## WRITTEN EXERCISE
Extract each line of the material that follows exactly and omit its pictures.

* Begin EXERCISE MATERIAL *

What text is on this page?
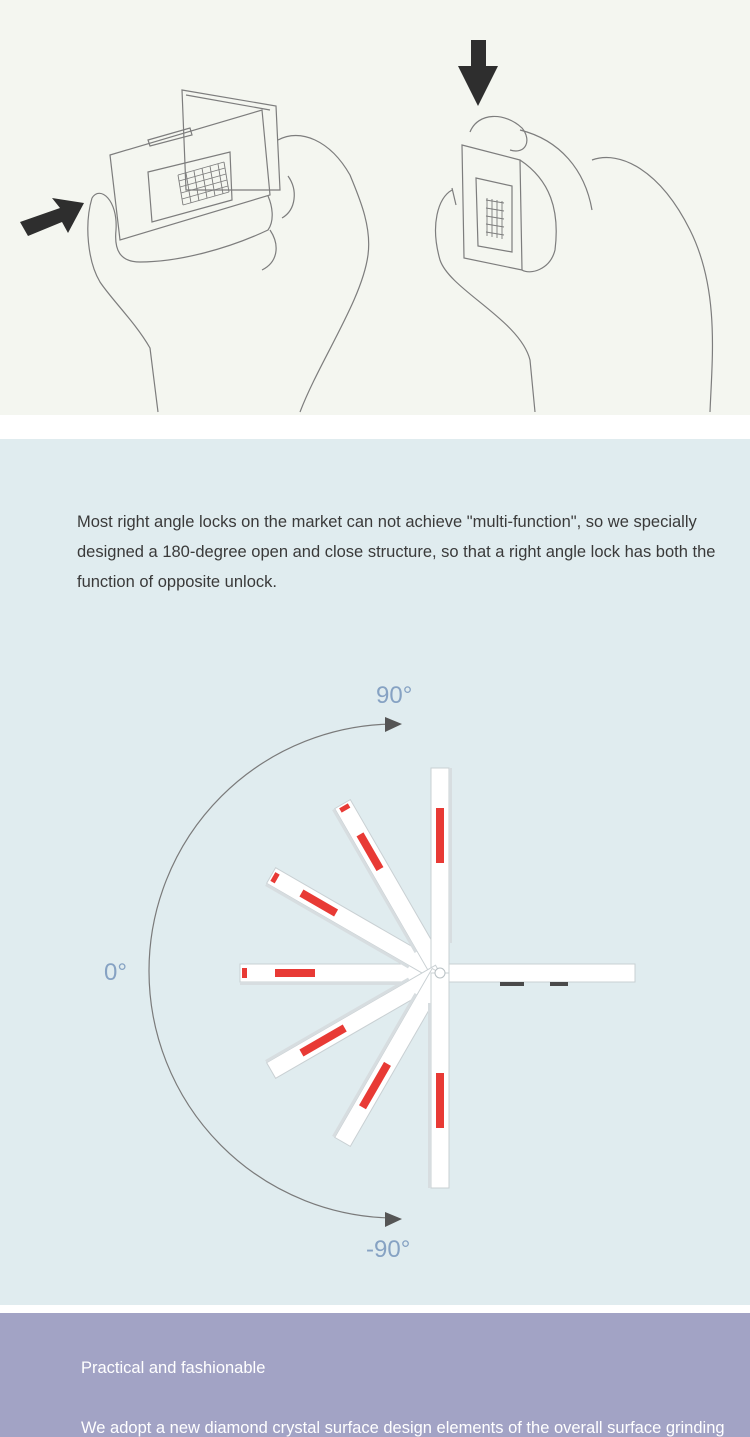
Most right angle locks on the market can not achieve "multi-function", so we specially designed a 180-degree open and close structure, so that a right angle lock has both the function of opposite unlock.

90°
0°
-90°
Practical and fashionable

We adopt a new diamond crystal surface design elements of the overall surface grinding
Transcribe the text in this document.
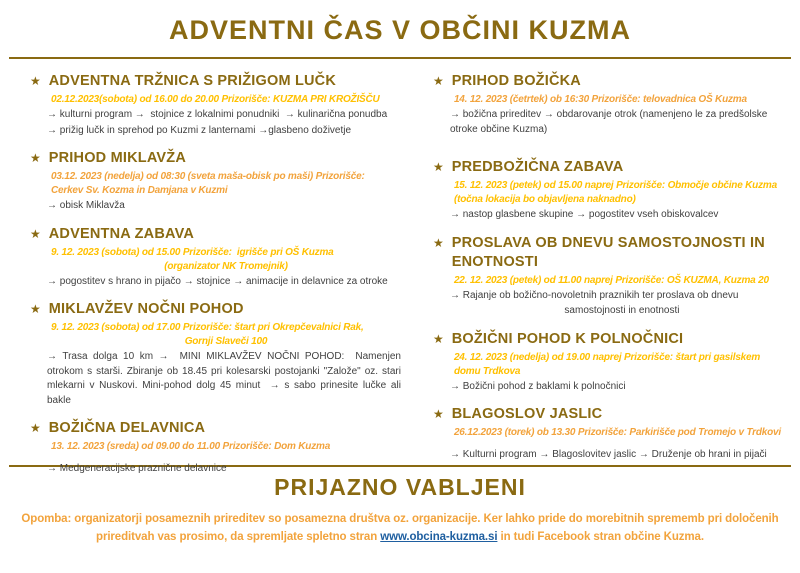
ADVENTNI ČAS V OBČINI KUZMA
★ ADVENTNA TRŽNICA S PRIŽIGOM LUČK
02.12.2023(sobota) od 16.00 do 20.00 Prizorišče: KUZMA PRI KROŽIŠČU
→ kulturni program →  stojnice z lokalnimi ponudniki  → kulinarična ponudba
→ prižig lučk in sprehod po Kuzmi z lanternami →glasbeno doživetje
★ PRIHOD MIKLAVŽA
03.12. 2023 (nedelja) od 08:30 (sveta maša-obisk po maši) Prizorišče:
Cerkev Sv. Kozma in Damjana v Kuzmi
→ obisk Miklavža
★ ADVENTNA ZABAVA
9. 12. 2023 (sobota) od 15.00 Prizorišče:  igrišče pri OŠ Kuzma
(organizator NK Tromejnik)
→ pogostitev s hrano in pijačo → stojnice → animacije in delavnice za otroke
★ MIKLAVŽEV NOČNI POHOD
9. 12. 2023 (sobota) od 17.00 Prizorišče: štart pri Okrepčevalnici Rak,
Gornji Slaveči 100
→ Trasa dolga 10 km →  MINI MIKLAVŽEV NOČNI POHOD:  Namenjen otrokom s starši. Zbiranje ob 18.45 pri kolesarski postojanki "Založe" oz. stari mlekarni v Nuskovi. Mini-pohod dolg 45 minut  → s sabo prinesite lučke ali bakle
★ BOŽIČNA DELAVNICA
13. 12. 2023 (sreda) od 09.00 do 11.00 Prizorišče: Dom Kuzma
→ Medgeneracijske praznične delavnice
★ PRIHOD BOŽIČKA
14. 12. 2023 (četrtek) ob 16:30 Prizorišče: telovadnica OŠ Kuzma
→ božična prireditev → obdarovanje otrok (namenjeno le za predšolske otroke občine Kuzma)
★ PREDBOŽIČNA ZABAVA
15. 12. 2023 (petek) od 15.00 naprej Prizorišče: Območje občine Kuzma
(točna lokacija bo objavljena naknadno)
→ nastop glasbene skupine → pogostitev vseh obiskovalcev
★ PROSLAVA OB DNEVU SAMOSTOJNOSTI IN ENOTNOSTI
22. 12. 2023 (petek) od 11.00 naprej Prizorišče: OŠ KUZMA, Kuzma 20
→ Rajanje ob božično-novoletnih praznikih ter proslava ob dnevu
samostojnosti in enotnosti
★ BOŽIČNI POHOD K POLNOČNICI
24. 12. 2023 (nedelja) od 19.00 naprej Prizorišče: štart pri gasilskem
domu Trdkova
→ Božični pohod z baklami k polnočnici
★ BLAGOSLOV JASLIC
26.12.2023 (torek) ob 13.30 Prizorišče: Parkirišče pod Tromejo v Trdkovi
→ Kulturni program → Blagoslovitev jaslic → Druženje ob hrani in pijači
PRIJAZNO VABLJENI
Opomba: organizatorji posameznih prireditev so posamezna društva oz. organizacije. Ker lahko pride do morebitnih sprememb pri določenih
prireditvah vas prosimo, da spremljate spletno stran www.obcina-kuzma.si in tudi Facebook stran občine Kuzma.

* End EXERCISE MATERIAL *

## THE RESPONSE
What text is on this page?
Most right angle locks on the market can not achieve "multi-function", so we specially designed a 180-degree open and close structure, so that a right angle lock has both the function of opposite unlock.

90°
0°
-90°
Practical and fashionable

We adopt a new diamond crystal surface design elements of the overall surface grinding
Transcribe the text in this document.
ADVENTNI ČAS V OBČINI KUZMA
★ ADVENTNA TRŽNICA S PRIŽIGOM LUČK
02.12.2023(sobota) od 16.00 do 20.00 Prizorišče: KUZMA PRI KROŽIŠČU
→ kulturni program →  stojnice z lokalnimi ponudniki  → kulinarična ponudba
→ prižig lučk in sprehod po Kuzmi z lanternami →glasbeno doživetje
★ PRIHOD MIKLAVŽA
03.12. 2023 (nedelja) od 08:30 (sveta maša-obisk po maši) Prizorišče:
Cerkev Sv. Kozma in Damjana v Kuzmi
→ obisk Miklavža
★ ADVENTNA ZABAVA
9. 12. 2023 (sobota) od 15.00 Prizorišče:  igrišče pri OŠ Kuzma
(organizator NK Tromejnik)
→ pogostitev s hrano in pijačo → stojnice → animacije in delavnice za otroke
★ MIKLAVŽEV NOČNI POHOD
9. 12. 2023 (sobota) od 17.00 Prizorišče: štart pri Okrepčevalnici Rak,
Gornji Slaveči 100
→ Trasa dolga 10 km →  MINI MIKLAVŽEV NOČNI POHOD:  Namenjen otrokom s starši. Zbiranje ob 18.45 pri kolesarski postojanki "Založe" oz. stari mlekarni v Nuskovi. Mini-pohod dolg 45 minut  → s sabo prinesite lučke ali bakle
★ BOŽIČNA DELAVNICA
13. 12. 2023 (sreda) od 09.00 do 11.00 Prizorišče: Dom Kuzma
→ Medgeneracijske praznične delavnice
★ PRIHOD BOŽIČKA
14. 12. 2023 (četrtek) ob 16:30 Prizorišče: telovadnica OŠ Kuzma
→ božična prireditev → obdarovanje otrok (namenjeno le za predšolske otroke občine Kuzma)
★ PREDBOŽIČNA ZABAVA
15. 12. 2023 (petek) od 15.00 naprej Prizorišče: Območje občine Kuzma
(točna lokacija bo objavljena naknadno)
→ nastop glasbene skupine → pogostitev vseh obiskovalcev
★ PROSLAVA OB DNEVU SAMOSTOJNOSTI IN ENOTNOSTI
22. 12. 2023 (petek) od 11.00 naprej Prizorišče: OŠ KUZMA, Kuzma 20
→ Rajanje ob božično-novoletnih praznikih ter proslava ob dnevu
samostojnosti in enotnosti
★ BOŽIČNI POHOD K POLNOČNICI
24. 12. 2023 (nedelja) od 19.00 naprej Prizorišče: štart pri gasilskem
domu Trdkova
→ Božični pohod z baklami k polnočnici
★ BLAGOSLOV JASLIC
26.12.2023 (torek) ob 13.30 Prizorišče: Parkirišče pod Tromejo v Trdkovi
→ Kulturni program → Blagoslovitev jaslic → Druženje ob hrani in pijači
PRIJAZNO VABLJENI
Opomba: organizatorji posameznih prireditev so posamezna društva oz. organizacije. Ker lahko pride do morebitnih sprememb pri določenih
prireditvah vas prosimo, da spremljate spletno stran www.obcina-kuzma.si in tudi Facebook stran občine Kuzma.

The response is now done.